• _Problem details_
Write each record again exactly as it stands.

--

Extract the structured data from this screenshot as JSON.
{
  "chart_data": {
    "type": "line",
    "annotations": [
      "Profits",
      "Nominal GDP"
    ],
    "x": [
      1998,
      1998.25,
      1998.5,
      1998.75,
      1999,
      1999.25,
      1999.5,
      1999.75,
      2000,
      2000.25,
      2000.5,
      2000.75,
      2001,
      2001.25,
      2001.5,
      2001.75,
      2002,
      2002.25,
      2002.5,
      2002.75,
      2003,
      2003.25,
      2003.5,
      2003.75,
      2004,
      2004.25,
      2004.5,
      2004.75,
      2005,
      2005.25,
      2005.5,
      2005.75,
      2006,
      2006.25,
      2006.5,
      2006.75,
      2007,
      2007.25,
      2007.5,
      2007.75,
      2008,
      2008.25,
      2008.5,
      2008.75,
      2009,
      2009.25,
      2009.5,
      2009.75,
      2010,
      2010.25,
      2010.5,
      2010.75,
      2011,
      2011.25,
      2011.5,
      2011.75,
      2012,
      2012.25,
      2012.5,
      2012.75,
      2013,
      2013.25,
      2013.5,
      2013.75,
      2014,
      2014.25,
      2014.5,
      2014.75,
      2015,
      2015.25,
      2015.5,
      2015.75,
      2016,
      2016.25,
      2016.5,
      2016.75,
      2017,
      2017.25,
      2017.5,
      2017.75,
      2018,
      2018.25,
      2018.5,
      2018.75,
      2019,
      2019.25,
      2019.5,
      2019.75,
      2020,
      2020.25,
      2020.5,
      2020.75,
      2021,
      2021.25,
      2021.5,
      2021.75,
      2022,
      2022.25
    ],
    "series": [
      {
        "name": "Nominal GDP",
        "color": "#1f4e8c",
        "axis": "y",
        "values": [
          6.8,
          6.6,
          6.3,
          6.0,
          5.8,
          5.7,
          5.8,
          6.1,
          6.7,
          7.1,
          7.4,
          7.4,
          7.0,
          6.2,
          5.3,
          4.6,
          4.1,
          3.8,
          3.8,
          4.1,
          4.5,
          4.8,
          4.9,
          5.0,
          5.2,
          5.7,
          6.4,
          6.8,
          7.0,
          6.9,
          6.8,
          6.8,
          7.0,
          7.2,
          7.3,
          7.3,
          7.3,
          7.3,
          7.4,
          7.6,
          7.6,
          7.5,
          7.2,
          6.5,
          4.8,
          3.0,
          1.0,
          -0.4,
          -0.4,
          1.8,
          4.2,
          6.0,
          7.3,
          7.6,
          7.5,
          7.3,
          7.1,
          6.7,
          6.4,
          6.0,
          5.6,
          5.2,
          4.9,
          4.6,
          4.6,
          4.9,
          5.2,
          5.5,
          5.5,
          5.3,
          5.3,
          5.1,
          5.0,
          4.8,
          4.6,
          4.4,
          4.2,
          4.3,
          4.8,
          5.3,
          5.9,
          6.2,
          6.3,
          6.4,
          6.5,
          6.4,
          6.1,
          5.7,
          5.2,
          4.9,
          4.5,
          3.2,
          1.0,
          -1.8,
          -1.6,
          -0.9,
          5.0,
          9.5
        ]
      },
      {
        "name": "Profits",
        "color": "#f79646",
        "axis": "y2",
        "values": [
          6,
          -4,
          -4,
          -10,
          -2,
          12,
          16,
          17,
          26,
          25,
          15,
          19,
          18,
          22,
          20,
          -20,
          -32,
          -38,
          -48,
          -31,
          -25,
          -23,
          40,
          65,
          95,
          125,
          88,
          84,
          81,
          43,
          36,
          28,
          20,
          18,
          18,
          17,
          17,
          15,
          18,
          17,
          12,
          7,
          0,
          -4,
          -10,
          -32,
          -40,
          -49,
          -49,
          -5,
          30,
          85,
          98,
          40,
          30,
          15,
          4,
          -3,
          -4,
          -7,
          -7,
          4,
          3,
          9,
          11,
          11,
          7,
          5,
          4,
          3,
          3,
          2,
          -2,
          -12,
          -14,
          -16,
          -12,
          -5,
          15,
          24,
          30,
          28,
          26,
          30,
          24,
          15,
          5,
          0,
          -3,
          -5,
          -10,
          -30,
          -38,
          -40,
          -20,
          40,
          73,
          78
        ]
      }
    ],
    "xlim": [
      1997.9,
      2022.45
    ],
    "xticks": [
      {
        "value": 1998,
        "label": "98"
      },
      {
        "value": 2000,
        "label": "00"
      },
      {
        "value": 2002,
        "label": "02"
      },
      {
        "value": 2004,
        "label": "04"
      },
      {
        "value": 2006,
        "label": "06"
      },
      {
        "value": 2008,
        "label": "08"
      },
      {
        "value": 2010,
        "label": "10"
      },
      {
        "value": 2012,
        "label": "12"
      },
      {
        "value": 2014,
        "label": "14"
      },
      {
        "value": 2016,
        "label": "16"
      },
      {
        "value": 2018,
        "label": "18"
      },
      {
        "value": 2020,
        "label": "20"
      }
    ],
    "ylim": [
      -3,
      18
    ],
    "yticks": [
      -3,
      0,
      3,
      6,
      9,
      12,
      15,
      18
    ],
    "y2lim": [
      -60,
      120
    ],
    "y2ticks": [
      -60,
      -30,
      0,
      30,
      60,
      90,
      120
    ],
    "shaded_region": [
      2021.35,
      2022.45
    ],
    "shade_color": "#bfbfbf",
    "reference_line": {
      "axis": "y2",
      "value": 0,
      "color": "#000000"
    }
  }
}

--

• _Task result_
Extract the structured data from this screenshot as JSON.
{
  "chart_data": {
    "type": "line",
    "annotations": [
      "Profits",
      "Nominal GDP"
    ],
    "x": [
      1998,
      1998.25,
      1998.5,
      1998.75,
      1999,
      1999.25,
      1999.5,
      1999.75,
      2000,
      2000.25,
      2000.5,
      2000.75,
      2001,
      2001.25,
      2001.5,
      2001.75,
      2002,
      2002.25,
      2002.5,
      2002.75,
      2003,
      2003.25,
      2003.5,
      2003.75,
      2004,
      2004.25,
      2004.5,
      2004.75,
      2005,
      2005.25,
      2005.5,
      2005.75,
      2006,
      2006.25,
      2006.5,
      2006.75,
      2007,
      2007.25,
      2007.5,
      2007.75,
      2008,
      2008.25,
      2008.5,
      2008.75,
      2009,
      2009.25,
      2009.5,
      2009.75,
      2010,
      2010.25,
      2010.5,
      2010.75,
      2011,
      2011.25,
      2011.5,
      2011.75,
      2012,
      2012.25,
      2012.5,
      2012.75,
      2013,
      2013.25,
      2013.5,
      2013.75,
      2014,
      2014.25,
      2014.5,
      2014.75,
      2015,
      2015.25,
      2015.5,
      2015.75,
      2016,
      2016.25,
      2016.5,
      2016.75,
      2017,
      2017.25,
      2017.5,
      2017.75,
      2018,
      2018.25,
      2018.5,
      2018.75,
      2019,
      2019.25,
      2019.5,
      2019.75,
      2020,
      2020.25,
      2020.5,
      2020.75,
      2021,
      2021.25,
      2021.5,
      2021.75,
      2022,
      2022.25
    ],
    "series": [
      {
        "name": "Nominal GDP",
        "color": "#1f4e8c",
        "axis": "y",
        "values": [
          6.8,
          6.6,
          6.3,
          6.0,
          5.8,
          5.7,
          5.8,
          6.1,
          6.7,
          7.1,
          7.4,
          7.4,
          7.0,
          6.2,
          5.3,
          4.6,
          4.1,
          3.8,
          3.8,
          4.1,
          4.5,
          4.8,
          4.9,
          5.0,
          5.2,
          5.7,
          6.4,
          6.8,
          7.0,
          6.9,
          6.8,
          6.8,
          7.0,
          7.2,
          7.3,
          7.3,
          7.3,
          7.3,
          7.4,
          7.6,
          7.6,
          7.5,
          7.2,
          6.5,
          4.8,
          3.0,
          1.0,
          -0.4,
          -0.4,
          1.8,
          4.2,
          6.0,
          7.3,
          7.6,
          7.5,
          7.3,
          7.1,
          6.7,
          6.4,
          6.0,
          5.6,
          5.2,
          4.9,
          4.6,
          4.6,
          4.9,
          5.2,
          5.5,
          5.5,
          5.3,
          5.3,
          5.1,
          5.0,
          4.8,
          4.6,
          4.4,
          4.2,
          4.3,
          4.8,
          5.3,
          5.9,
          6.2,
          6.3,
          6.4,
          6.5,
          6.4,
          6.1,
          5.7,
          5.2,
          4.9,
          4.5,
          3.2,
          1.0,
          -1.8,
          -1.6,
          -0.9,
          5.0,
          9.5
        ]
      },
      {
        "name": "Profits",
        "color": "#f79646",
        "axis": "y2",
        "values": [
          6,
          -4,
          -4,
          -10,
          -2,
          12,
          16,
          17,
          26,
          25,
          15,
          19,
          18,
          22,
          20,
          -20,
          -32,
          -38,
          -48,
          -31,
          -25,
          -23,
          40,
          65,
          95,
          125,
          88,
          84,
          81,
          43,
          36,
          28,
          20,
          18,
          18,
          17,
          17,
          15,
          18,
          17,
          12,
          7,
          0,
          -4,
          -10,
          -32,
          -40,
          -49,
          -49,
          -5,
          30,
          85,
          98,
          40,
          30,
          15,
          4,
          -3,
          -4,
          -7,
          -7,
          4,
          3,
          9,
          11,
          11,
          7,
          5,
          4,
          3,
          3,
          2,
          -2,
          -12,
          -14,
          -16,
          -12,
          -5,
          15,
          24,
          30,
          28,
          26,
          30,
          24,
          15,
          5,
          0,
          -3,
          -5,
          -10,
          -30,
          -38,
          -40,
          -20,
          40,
          73,
          78
        ]
      }
    ],
    "xlim": [
      1997.9,
      2022.45
    ],
    "xticks": [
      {
        "value": 1998,
        "label": "98"
      },
      {
        "value": 2000,
        "label": "00"
      },
      {
        "value": 2002,
        "label": "02"
      },
      {
        "value": 2004,
        "label": "04"
      },
      {
        "value": 2006,
        "label": "06"
      },
      {
        "value": 2008,
        "label": "08"
      },
      {
        "value": 2010,
        "label": "10"
      },
      {
        "value": 2012,
        "label": "12"
      },
      {
        "value": 2014,
        "label": "14"
      },
      {
        "value": 2016,
        "label": "16"
      },
      {
        "value": 2018,
        "label": "18"
      },
      {
        "value": 2020,
        "label": "20"
      }
    ],
    "ylim": [
      -3,
      18
    ],
    "yticks": [
      -3,
      0,
      3,
      6,
      9,
      12,
      15,
      18
    ],
    "y2lim": [
      -60,
      120
    ],
    "y2ticks": [
      -60,
      -30,
      0,
      30,
      60,
      90,
      120
    ],
    "shaded_region": [
      2021.35,
      2022.45
    ],
    "shade_color": "#bfbfbf",
    "reference_line": {
      "axis": "y2",
      "value": 0,
      "color": "#000000"
    }
  }
}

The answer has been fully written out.